WRITTEN PROBLEM ->
Collect each line holding the string "data".

□ □ □ □

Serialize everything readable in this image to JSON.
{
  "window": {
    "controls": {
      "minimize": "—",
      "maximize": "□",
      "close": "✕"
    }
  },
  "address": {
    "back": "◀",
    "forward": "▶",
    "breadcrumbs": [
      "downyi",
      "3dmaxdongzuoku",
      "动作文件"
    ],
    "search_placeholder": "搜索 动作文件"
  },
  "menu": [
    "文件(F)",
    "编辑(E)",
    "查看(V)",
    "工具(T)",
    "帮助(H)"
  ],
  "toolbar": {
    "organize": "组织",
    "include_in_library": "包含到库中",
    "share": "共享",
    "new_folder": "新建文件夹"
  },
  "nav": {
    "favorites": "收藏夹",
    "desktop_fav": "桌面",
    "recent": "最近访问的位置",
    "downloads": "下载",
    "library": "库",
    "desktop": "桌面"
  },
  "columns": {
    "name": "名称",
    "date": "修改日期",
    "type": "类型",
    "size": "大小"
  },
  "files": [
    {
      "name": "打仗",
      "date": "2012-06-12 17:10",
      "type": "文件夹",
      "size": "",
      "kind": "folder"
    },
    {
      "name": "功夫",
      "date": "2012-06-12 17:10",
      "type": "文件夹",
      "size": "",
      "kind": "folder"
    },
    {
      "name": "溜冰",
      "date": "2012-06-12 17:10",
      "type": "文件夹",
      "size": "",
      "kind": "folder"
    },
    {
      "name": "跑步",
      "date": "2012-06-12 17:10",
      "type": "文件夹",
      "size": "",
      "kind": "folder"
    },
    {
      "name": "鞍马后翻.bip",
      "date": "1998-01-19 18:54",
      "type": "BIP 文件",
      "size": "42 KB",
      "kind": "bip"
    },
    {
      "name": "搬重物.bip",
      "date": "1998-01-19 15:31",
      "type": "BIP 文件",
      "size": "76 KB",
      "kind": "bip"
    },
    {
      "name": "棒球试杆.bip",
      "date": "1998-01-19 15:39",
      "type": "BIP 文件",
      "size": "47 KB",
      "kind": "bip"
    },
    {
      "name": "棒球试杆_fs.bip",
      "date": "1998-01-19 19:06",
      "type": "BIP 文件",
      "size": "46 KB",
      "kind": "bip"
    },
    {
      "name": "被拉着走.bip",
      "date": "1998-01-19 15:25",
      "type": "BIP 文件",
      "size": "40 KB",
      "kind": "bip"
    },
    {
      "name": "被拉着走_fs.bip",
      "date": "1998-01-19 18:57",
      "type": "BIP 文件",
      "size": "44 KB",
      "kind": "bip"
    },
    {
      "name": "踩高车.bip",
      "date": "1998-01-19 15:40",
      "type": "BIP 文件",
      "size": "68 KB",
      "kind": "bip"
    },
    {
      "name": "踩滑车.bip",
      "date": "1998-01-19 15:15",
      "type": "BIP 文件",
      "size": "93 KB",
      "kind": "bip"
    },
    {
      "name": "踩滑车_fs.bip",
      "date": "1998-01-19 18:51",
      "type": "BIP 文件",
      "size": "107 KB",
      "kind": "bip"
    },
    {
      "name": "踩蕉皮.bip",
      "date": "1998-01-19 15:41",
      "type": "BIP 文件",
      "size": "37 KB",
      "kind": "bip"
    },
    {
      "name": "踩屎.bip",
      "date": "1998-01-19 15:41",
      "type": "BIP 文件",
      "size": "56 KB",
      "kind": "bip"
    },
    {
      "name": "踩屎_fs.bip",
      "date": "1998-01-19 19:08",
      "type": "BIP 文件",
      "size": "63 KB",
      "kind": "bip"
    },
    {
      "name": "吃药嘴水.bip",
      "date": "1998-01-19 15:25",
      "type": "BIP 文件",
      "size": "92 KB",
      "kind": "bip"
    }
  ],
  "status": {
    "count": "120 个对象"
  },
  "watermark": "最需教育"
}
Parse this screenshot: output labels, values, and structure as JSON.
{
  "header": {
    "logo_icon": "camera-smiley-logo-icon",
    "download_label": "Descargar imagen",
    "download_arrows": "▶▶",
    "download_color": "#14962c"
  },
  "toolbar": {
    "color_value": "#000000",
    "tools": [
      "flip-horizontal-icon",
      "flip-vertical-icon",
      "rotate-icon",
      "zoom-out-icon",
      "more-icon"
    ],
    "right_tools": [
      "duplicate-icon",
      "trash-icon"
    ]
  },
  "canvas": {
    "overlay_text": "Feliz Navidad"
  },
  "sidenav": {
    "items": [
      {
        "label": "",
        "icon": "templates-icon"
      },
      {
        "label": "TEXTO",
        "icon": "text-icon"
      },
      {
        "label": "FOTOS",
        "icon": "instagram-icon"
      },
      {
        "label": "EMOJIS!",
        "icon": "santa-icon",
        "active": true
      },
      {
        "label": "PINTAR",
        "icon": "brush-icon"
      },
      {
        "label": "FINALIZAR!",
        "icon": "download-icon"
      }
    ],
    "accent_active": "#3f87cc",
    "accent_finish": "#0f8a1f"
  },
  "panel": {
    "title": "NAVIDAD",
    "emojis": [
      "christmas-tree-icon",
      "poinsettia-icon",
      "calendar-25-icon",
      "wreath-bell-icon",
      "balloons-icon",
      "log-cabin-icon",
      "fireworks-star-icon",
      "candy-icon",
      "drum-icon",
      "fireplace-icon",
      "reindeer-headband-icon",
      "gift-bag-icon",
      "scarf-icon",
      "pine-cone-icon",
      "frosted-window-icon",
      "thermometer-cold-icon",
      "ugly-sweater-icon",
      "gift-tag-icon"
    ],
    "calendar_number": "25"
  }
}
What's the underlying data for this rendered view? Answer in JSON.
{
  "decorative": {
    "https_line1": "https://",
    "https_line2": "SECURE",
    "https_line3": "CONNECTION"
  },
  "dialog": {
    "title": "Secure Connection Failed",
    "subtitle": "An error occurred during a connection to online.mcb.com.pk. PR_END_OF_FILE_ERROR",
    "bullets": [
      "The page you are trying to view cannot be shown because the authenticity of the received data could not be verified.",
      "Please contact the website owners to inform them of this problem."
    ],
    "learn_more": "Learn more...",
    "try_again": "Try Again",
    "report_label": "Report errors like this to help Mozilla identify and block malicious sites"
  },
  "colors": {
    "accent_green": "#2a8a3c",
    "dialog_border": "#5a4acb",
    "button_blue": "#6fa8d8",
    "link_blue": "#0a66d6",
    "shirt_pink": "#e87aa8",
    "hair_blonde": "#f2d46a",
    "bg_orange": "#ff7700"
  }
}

□ □ □ □

THE SOLUTION ->
What's the underlying data for this rendered view? Answer in JSON.
      "The page you are trying to view cannot be shown because the authenticity of the received data could not be verified.",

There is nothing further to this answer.